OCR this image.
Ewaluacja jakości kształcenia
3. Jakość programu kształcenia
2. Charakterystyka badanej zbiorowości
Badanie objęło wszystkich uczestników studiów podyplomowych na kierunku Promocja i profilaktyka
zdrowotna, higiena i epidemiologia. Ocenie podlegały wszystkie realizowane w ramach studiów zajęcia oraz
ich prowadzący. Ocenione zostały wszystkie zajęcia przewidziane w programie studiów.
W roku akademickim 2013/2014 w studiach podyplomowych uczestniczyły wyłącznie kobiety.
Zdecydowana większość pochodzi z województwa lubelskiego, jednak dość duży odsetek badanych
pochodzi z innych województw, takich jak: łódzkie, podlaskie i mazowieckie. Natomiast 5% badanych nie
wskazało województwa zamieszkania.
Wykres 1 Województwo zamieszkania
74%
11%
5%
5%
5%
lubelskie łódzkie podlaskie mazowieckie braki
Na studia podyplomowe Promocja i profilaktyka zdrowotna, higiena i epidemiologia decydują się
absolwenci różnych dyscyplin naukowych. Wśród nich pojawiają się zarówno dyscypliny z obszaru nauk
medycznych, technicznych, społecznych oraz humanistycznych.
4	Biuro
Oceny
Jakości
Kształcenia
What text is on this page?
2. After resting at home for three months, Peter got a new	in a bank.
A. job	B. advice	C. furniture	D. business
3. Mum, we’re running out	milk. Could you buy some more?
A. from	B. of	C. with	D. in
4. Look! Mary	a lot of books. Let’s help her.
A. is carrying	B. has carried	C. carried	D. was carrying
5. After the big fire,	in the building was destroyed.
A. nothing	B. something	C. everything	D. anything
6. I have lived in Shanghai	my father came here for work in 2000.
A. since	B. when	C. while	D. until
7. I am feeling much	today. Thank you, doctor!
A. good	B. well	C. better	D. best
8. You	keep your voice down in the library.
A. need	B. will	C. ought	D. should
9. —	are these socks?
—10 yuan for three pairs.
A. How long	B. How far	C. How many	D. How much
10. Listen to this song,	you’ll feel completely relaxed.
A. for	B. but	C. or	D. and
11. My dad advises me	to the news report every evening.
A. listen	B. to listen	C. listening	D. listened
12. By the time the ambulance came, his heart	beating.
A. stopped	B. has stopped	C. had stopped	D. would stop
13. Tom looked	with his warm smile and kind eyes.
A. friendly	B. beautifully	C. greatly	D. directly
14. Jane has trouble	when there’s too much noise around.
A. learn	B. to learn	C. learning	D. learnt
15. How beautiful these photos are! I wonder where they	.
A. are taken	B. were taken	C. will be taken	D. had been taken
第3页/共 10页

EXERCISE: Search the data for "podyplomowych". Copy every matching line.

ANSWER TO THIS PROBLEM:
Badanie objęło wszystkich uczestników studiów podyplomowych na kierunku Promocja i profilaktyka
W roku akademickim 2013/2014 w studiach podyplomowych uczestniczyły wyłącznie kobiety.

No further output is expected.